— START DATA SUPPLIED —

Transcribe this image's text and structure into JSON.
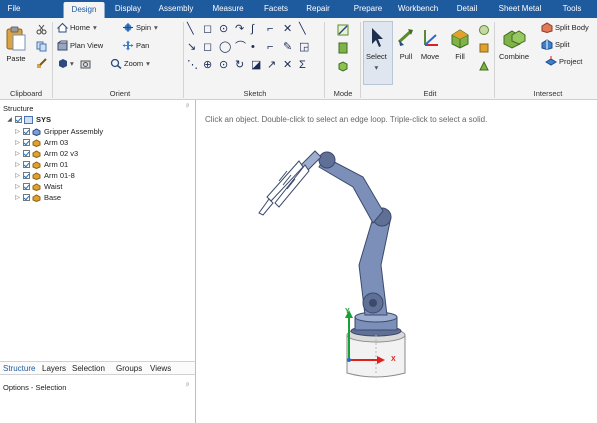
{
  "menubar": {
    "tabs": [
      "File",
      "Design",
      "Display",
      "Assembly",
      "Measure",
      "Facets",
      "Repair",
      "Prepare",
      "Workbench",
      "Detail",
      "Sheet Metal",
      "Tools"
    ],
    "active": "Design"
  },
  "ribbon": {
    "clipboard": {
      "label": "Clipboard",
      "paste": "Paste"
    },
    "orient": {
      "label": "Orient",
      "home": "Home",
      "spin": "Spin",
      "plan_view": "Plan View",
      "pan": "Pan",
      "zoom": "Zoom"
    },
    "sketch": {
      "label": "Sketch"
    },
    "mode": {
      "label": "Mode"
    },
    "edit": {
      "label": "Edit",
      "select": "Select",
      "pull": "Pull",
      "move": "Move",
      "fill": "Fill"
    },
    "intersect": {
      "label": "Intersect",
      "combine": "Combine",
      "split_body": "Split Body",
      "split": "Split",
      "project": "Project"
    }
  },
  "structure": {
    "title": "Structure",
    "root": "SYS",
    "items": [
      "Gripper Assembly",
      "Arm 03",
      "Arm 02 v3",
      "Arm 01",
      "Arm 01-8",
      "Waist",
      "Base"
    ]
  },
  "panel_tabs": [
    "Structure",
    "Layers",
    "Selection",
    "Groups",
    "Views"
  ],
  "options": {
    "title": "Options - Selection"
  },
  "viewport": {
    "hint": "Click an object. Double-click to select an edge loop. Triple-click to select a solid.",
    "axis_y": "Y",
    "axis_x": "X"
  },
  "colors": {
    "menubar": "#1e5a9e",
    "robot": "#7b8fb8",
    "axis_x": "#e0201b",
    "axis_y": "#1aa034"
  }
}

— END DATA SUPPLIED —

**WORK TO BE COMPLETED:** Reproduce the listing word for word and omit its pictures.

**RESPONSE TO THIS TASK:**
Transcribe this image's text and structure into JSON.
{
  "menubar": {
    "tabs": [
      "File",
      "Design",
      "Display",
      "Assembly",
      "Measure",
      "Facets",
      "Repair",
      "Prepare",
      "Workbench",
      "Detail",
      "Sheet Metal",
      "Tools"
    ],
    "active": "Design"
  },
  "ribbon": {
    "clipboard": {
      "label": "Clipboard",
      "paste": "Paste"
    },
    "orient": {
      "label": "Orient",
      "home": "Home",
      "spin": "Spin",
      "plan_view": "Plan View",
      "pan": "Pan",
      "zoom": "Zoom"
    },
    "sketch": {
      "label": "Sketch"
    },
    "mode": {
      "label": "Mode"
    },
    "edit": {
      "label": "Edit",
      "select": "Select",
      "pull": "Pull",
      "move": "Move",
      "fill": "Fill"
    },
    "intersect": {
      "label": "Intersect",
      "combine": "Combine",
      "split_body": "Split Body",
      "split": "Split",
      "project": "Project"
    }
  },
  "structure": {
    "title": "Structure",
    "root": "SYS",
    "items": [
      "Gripper Assembly",
      "Arm 03",
      "Arm 02 v3",
      "Arm 01",
      "Arm 01-8",
      "Waist",
      "Base"
    ]
  },
  "panel_tabs": [
    "Structure",
    "Layers",
    "Selection",
    "Groups",
    "Views"
  ],
  "options": {
    "title": "Options - Selection"
  },
  "viewport": {
    "hint": "Click an object. Double-click to select an edge loop. Triple-click to select a solid.",
    "axis_y": "Y",
    "axis_x": "X"
  },
  "colors": {
    "menubar": "#1e5a9e",
    "robot": "#7b8fb8",
    "axis_x": "#e0201b",
    "axis_y": "#1aa034"
  }
}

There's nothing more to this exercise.